═════ Task inputs

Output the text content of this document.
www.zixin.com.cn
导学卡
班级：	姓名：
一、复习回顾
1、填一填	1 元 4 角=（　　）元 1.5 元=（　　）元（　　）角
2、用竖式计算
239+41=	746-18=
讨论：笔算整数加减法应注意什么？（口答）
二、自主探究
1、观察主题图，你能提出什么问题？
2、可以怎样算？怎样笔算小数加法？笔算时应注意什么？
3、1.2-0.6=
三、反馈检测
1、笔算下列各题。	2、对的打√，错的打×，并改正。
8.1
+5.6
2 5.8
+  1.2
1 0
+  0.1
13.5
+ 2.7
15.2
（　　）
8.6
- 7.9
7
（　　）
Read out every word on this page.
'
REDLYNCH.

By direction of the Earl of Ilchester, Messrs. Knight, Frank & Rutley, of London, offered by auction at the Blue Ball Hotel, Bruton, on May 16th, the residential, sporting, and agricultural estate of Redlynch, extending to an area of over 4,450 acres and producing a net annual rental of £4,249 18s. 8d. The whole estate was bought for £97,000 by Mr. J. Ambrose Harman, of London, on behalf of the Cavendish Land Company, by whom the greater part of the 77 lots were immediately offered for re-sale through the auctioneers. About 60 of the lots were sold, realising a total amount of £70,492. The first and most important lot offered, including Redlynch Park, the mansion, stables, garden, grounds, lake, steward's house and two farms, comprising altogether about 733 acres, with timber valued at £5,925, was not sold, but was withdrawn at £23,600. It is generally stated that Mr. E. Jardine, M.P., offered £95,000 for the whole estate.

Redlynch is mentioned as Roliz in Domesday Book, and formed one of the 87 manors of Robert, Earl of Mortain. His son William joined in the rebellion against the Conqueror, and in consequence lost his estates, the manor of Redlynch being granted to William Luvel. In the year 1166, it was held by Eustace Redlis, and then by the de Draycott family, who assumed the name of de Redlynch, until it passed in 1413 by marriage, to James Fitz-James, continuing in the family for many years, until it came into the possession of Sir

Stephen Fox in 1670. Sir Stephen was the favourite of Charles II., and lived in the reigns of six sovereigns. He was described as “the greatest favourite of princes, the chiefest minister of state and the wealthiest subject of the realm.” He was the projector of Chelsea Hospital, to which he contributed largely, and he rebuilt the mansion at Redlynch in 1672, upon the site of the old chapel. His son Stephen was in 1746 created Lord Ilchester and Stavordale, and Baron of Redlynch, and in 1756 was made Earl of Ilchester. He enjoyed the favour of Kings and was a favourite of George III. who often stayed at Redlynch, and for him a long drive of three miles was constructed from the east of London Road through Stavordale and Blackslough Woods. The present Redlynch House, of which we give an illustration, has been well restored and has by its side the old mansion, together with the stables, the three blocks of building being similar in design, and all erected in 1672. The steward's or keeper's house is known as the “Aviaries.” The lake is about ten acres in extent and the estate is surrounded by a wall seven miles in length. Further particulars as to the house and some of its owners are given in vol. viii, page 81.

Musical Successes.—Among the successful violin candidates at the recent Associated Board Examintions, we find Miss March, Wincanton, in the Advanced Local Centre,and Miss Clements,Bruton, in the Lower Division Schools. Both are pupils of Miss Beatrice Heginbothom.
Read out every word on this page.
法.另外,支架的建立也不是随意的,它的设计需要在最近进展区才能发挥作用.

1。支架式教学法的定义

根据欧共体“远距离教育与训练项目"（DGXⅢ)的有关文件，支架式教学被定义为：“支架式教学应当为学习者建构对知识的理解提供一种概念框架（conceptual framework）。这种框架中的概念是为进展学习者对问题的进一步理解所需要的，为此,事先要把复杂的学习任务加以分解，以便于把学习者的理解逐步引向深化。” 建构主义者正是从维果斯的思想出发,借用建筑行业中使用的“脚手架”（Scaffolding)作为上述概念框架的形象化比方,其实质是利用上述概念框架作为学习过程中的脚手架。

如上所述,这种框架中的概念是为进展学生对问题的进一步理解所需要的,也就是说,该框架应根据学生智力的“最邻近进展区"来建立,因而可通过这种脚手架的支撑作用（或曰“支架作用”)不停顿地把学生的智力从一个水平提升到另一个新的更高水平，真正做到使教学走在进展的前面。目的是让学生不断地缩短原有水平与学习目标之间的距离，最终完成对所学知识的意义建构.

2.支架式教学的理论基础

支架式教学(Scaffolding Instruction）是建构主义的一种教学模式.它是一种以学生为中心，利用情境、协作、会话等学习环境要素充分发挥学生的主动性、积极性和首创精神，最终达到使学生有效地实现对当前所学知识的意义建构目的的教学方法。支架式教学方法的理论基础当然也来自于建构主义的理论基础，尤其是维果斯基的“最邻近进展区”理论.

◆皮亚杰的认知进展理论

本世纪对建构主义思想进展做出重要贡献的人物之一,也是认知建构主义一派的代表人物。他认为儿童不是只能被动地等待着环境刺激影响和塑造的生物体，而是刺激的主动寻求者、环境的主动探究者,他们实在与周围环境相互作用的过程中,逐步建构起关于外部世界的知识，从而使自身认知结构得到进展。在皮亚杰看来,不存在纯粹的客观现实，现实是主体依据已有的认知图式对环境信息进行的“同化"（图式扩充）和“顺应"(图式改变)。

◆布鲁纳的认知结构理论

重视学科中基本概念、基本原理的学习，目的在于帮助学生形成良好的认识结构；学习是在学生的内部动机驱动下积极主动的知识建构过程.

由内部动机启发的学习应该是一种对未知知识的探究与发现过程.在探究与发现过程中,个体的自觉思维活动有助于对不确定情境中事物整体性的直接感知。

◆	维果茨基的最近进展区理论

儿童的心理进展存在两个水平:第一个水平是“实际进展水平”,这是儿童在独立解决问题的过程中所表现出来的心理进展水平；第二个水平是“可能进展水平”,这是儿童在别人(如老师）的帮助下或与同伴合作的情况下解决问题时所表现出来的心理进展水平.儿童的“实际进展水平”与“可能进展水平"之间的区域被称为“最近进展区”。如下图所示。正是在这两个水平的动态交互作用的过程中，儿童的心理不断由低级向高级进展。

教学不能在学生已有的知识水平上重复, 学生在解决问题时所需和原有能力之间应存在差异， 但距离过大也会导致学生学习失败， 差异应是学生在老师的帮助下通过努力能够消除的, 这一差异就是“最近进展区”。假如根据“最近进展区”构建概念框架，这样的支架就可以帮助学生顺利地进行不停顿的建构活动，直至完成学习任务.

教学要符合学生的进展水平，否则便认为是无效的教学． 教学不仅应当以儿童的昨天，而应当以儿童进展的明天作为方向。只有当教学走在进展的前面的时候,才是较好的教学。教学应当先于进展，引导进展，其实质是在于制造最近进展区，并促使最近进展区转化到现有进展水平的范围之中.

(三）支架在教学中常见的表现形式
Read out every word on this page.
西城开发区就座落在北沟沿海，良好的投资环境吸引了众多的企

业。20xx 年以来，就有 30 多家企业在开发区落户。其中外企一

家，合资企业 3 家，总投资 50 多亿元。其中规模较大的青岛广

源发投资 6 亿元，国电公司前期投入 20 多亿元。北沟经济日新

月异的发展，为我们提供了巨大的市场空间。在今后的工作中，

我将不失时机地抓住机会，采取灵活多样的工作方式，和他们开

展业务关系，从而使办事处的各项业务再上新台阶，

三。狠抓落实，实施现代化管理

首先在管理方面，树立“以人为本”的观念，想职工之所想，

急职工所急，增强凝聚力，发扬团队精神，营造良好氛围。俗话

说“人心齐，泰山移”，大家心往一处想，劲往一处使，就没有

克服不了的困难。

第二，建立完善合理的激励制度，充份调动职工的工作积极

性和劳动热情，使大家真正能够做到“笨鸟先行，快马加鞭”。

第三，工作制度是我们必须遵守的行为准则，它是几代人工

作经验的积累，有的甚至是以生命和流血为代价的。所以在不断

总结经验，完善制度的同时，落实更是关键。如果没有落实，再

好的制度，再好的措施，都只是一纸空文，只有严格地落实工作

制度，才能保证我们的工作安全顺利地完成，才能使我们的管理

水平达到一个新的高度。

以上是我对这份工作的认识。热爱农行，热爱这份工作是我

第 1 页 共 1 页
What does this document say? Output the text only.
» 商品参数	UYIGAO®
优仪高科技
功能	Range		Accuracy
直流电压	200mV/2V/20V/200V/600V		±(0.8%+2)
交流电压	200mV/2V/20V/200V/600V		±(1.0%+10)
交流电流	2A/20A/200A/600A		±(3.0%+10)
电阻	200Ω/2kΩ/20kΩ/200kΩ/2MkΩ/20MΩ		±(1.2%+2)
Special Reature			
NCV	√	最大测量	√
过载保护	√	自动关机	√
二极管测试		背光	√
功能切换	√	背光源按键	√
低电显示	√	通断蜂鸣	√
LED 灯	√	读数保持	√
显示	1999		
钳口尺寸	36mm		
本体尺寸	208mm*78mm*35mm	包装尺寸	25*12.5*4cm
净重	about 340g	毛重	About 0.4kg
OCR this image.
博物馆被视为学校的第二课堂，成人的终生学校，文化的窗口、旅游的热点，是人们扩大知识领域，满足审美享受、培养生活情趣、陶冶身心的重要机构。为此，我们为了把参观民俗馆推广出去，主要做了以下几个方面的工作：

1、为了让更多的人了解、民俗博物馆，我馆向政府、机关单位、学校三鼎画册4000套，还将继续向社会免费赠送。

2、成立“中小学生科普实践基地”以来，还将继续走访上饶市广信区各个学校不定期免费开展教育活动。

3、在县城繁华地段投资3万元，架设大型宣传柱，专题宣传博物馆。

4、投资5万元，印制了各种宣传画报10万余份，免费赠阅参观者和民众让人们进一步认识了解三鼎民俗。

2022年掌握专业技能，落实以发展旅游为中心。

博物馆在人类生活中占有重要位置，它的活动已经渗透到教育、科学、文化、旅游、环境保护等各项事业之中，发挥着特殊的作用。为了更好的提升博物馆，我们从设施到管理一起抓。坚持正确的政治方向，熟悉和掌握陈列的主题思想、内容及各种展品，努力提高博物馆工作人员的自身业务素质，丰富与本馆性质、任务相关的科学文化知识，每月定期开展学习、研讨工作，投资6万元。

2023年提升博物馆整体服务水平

══════════

» Problem description: Extract all lines that hold the word "stables".

» Written response:
By direction of the Earl of Ilchester, Messrs. Knight, Frank & Rutley, of London, offered by auction at the Blue Ball Hotel, Bruton, on May 16th, the residential, sporting, and agricultural estate of Redlynch, extending to an area of over 4,450 acres and producing a net annual rental of £4,249 18s. 8d. The whole estate was bought for £97,000 by Mr. J. Ambrose Harman, of London, on behalf of the Cavendish Land Company, by whom the greater part of the 77 lots were immediately offered for re-sale through the auctioneers. About 60 of the lots were sold, realising a total amount of £70,492. The first and most important lot offered, including Redlynch Park, the mansion, stables, garden, grounds, lake, steward's house and two farms, comprising altogether about 733 acres, with timber valued at £5,925, was not sold, but was withdrawn at £23,600. It is generally stated that Mr. E. Jardine, M.P., offered £95,000 for the whole estate.
Stephen Fox in 1670. Sir Stephen was the favourite of Charles II., and lived in the reigns of six sovereigns. He was described as “the greatest favourite of princes, the chiefest minister of state and the wealthiest subject of the realm.” He was the projector of Chelsea Hospital, to which he contributed largely, and he rebuilt the mansion at Redlynch in 1672, upon the site of the old chapel. His son Stephen was in 1746 created Lord Ilchester and Stavordale, and Baron of Redlynch, and in 1756 was made Earl of Ilchester. He enjoyed the favour of Kings and was a favourite of George III. who often stayed at Redlynch, and for him a long drive of three miles was constructed from the east of London Road through Stavordale and Blackslough Woods. The present Redlynch House, of which we give an illustration, has been well restored and has by its side the old mansion, together with the stables, the three blocks of building being similar in design, and all erected in 1672. The steward's or keeper's house is known as the “Aviaries.” The lake is about ten acres in extent and the estate is surrounded by a wall seven miles in length. Further particulars as to the house and some of its owners are given in vol. viii, page 81.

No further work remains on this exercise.